## START Source records
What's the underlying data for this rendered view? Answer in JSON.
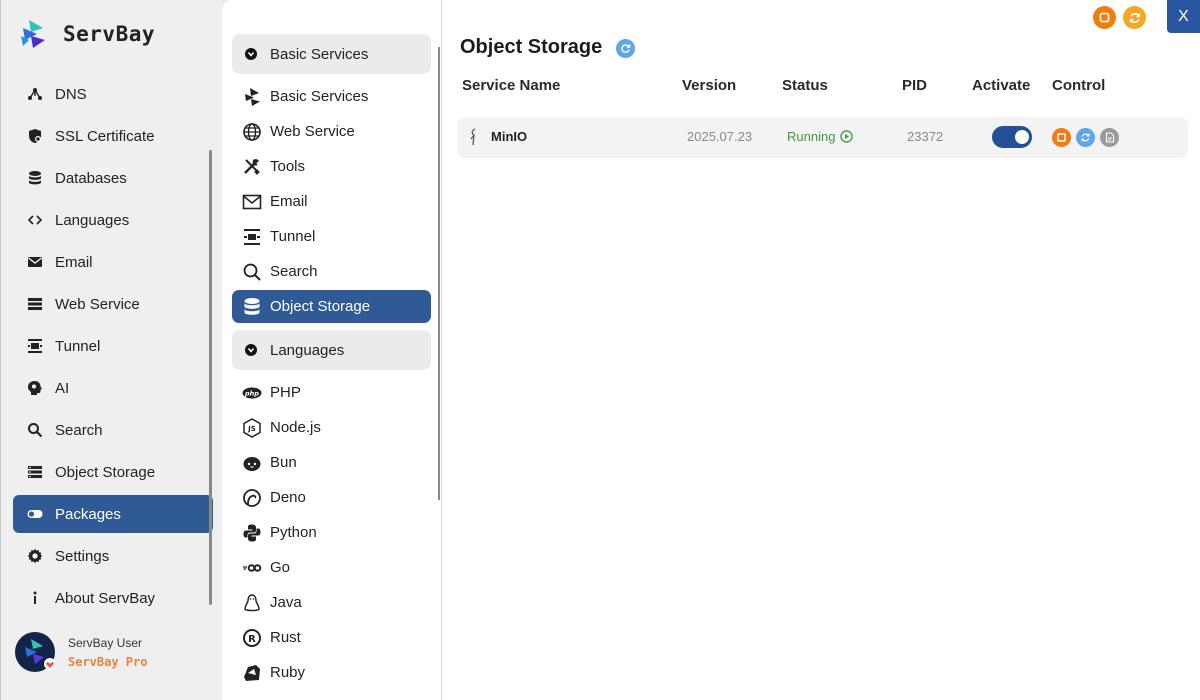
{
  "app": {
    "brand": "ServBay"
  },
  "sidebar": {
    "items": [
      {
        "label": "DNS",
        "icon": "network-icon"
      },
      {
        "label": "SSL Certificate",
        "icon": "certificate-icon"
      },
      {
        "label": "Databases",
        "icon": "database-icon"
      },
      {
        "label": "Languages",
        "icon": "code-icon"
      },
      {
        "label": "Email",
        "icon": "mail-icon"
      },
      {
        "label": "Web Service",
        "icon": "server-icon"
      },
      {
        "label": "Tunnel",
        "icon": "tunnel-icon"
      },
      {
        "label": "AI",
        "icon": "brain-icon"
      },
      {
        "label": "Search",
        "icon": "search-icon"
      },
      {
        "label": "Object Storage",
        "icon": "storage-icon"
      },
      {
        "label": "Packages",
        "icon": "toggle-icon",
        "active": true
      },
      {
        "label": "Settings",
        "icon": "gear-icon"
      },
      {
        "label": "About ServBay",
        "icon": "info-icon"
      }
    ],
    "user": {
      "name": "ServBay User",
      "plan": "ServBay Pro"
    }
  },
  "nav": {
    "groups": {
      "basic": "Basic Services",
      "languages": "Languages"
    },
    "basic_items": [
      {
        "label": "Basic Services",
        "icon": "servbay-logo-icon"
      },
      {
        "label": "Web Service",
        "icon": "globe-icon"
      },
      {
        "label": "Tools",
        "icon": "tools-icon"
      },
      {
        "label": "Email",
        "icon": "mail-icon"
      },
      {
        "label": "Tunnel",
        "icon": "tunnel-icon"
      },
      {
        "label": "Search",
        "icon": "search-icon"
      },
      {
        "label": "Object Storage",
        "icon": "database-icon",
        "active": true
      }
    ],
    "language_items": [
      {
        "label": "PHP",
        "icon": "php-icon"
      },
      {
        "label": "Node.js",
        "icon": "nodejs-icon"
      },
      {
        "label": "Bun",
        "icon": "bun-icon"
      },
      {
        "label": "Deno",
        "icon": "deno-icon"
      },
      {
        "label": "Python",
        "icon": "python-icon"
      },
      {
        "label": "Go",
        "icon": "go-icon"
      },
      {
        "label": "Java",
        "icon": "java-icon"
      },
      {
        "label": "Rust",
        "icon": "rust-icon"
      },
      {
        "label": "Ruby",
        "icon": "ruby-icon"
      }
    ]
  },
  "main": {
    "title": "Object Storage",
    "columns": {
      "name": "Service Name",
      "version": "Version",
      "status": "Status",
      "pid": "PID",
      "activate": "Activate",
      "control": "Control"
    },
    "rows": [
      {
        "name": "MinIO",
        "version": "2025.07.23",
        "status": "Running",
        "pid": "23372",
        "activated": true
      }
    ]
  },
  "window": {
    "close_label": "X"
  },
  "colors": {
    "accent": "#2f5a96",
    "running": "#3e9b3e",
    "stop": "#f07d10",
    "refresh": "#5ea6ea",
    "log": "#9a9a9a",
    "plan": "#e8823a"
  }
}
## END Source records
**What is required**
Without including the pictures, reproduce all entries exactly.

**Written solution**
What's the underlying data for this rendered view? Answer in JSON.
{
  "app": {
    "brand": "ServBay"
  },
  "sidebar": {
    "items": [
      {
        "label": "DNS",
        "icon": "network-icon"
      },
      {
        "label": "SSL Certificate",
        "icon": "certificate-icon"
      },
      {
        "label": "Databases",
        "icon": "database-icon"
      },
      {
        "label": "Languages",
        "icon": "code-icon"
      },
      {
        "label": "Email",
        "icon": "mail-icon"
      },
      {
        "label": "Web Service",
        "icon": "server-icon"
      },
      {
        "label": "Tunnel",
        "icon": "tunnel-icon"
      },
      {
        "label": "AI",
        "icon": "brain-icon"
      },
      {
        "label": "Search",
        "icon": "search-icon"
      },
      {
        "label": "Object Storage",
        "icon": "storage-icon"
      },
      {
        "label": "Packages",
        "icon": "toggle-icon",
        "active": true
      },
      {
        "label": "Settings",
        "icon": "gear-icon"
      },
      {
        "label": "About ServBay",
        "icon": "info-icon"
      }
    ],
    "user": {
      "name": "ServBay User",
      "plan": "ServBay Pro"
    }
  },
  "nav": {
    "groups": {
      "basic": "Basic Services",
      "languages": "Languages"
    },
    "basic_items": [
      {
        "label": "Basic Services",
        "icon": "servbay-logo-icon"
      },
      {
        "label": "Web Service",
        "icon": "globe-icon"
      },
      {
        "label": "Tools",
        "icon": "tools-icon"
      },
      {
        "label": "Email",
        "icon": "mail-icon"
      },
      {
        "label": "Tunnel",
        "icon": "tunnel-icon"
      },
      {
        "label": "Search",
        "icon": "search-icon"
      },
      {
        "label": "Object Storage",
        "icon": "database-icon",
        "active": true
      }
    ],
    "language_items": [
      {
        "label": "PHP",
        "icon": "php-icon"
      },
      {
        "label": "Node.js",
        "icon": "nodejs-icon"
      },
      {
        "label": "Bun",
        "icon": "bun-icon"
      },
      {
        "label": "Deno",
        "icon": "deno-icon"
      },
      {
        "label": "Python",
        "icon": "python-icon"
      },
      {
        "label": "Go",
        "icon": "go-icon"
      },
      {
        "label": "Java",
        "icon": "java-icon"
      },
      {
        "label": "Rust",
        "icon": "rust-icon"
      },
      {
        "label": "Ruby",
        "icon": "ruby-icon"
      }
    ]
  },
  "main": {
    "title": "Object Storage",
    "columns": {
      "name": "Service Name",
      "version": "Version",
      "status": "Status",
      "pid": "PID",
      "activate": "Activate",
      "control": "Control"
    },
    "rows": [
      {
        "name": "MinIO",
        "version": "2025.07.23",
        "status": "Running",
        "pid": "23372",
        "activated": true
      }
    ]
  },
  "window": {
    "close_label": "X"
  },
  "colors": {
    "accent": "#2f5a96",
    "running": "#3e9b3e",
    "stop": "#f07d10",
    "refresh": "#5ea6ea",
    "log": "#9a9a9a",
    "plan": "#e8823a"
  }
}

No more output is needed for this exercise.